EXERCISE |
Pull every line containing the word "priv" from the records.

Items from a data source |
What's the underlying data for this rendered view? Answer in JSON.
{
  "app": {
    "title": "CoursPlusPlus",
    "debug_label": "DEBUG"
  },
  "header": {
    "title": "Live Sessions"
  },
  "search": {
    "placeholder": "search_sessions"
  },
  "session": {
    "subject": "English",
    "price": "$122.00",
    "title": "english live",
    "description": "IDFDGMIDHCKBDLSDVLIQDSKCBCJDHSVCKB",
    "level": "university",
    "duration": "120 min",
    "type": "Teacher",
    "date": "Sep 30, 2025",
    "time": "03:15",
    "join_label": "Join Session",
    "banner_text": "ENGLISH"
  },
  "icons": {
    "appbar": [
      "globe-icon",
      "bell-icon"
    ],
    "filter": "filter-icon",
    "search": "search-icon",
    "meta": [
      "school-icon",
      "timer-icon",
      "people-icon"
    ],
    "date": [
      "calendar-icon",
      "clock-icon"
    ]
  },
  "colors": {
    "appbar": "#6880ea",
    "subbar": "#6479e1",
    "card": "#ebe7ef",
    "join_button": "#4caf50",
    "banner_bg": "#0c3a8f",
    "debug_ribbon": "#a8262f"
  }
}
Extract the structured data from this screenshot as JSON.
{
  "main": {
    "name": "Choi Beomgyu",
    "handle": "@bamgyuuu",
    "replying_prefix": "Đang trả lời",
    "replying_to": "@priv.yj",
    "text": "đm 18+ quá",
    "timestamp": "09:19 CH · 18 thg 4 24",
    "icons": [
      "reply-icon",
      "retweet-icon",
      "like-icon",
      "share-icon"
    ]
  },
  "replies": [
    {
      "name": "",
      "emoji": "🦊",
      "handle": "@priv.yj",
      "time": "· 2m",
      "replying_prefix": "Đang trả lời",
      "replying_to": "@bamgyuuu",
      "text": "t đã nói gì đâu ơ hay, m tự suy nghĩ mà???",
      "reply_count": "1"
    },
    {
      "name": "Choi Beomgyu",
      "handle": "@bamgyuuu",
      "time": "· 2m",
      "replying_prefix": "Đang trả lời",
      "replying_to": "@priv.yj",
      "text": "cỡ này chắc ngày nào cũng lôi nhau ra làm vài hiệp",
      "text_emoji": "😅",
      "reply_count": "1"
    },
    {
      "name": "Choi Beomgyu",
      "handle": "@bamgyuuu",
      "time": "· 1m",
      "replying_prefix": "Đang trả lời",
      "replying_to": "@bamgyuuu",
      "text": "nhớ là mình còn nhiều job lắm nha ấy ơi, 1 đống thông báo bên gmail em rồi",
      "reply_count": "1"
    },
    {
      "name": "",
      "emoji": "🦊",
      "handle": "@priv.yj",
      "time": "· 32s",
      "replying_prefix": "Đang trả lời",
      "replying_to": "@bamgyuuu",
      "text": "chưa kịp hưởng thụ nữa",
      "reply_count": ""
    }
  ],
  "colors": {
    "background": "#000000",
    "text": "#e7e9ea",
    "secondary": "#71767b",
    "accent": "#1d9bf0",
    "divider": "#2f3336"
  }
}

RESPONSE FOR THIS EXERCISE |
    "replying_to": "@priv.yj",
      "handle": "@priv.yj",
      "replying_to": "@priv.yj",
      "handle": "@priv.yj",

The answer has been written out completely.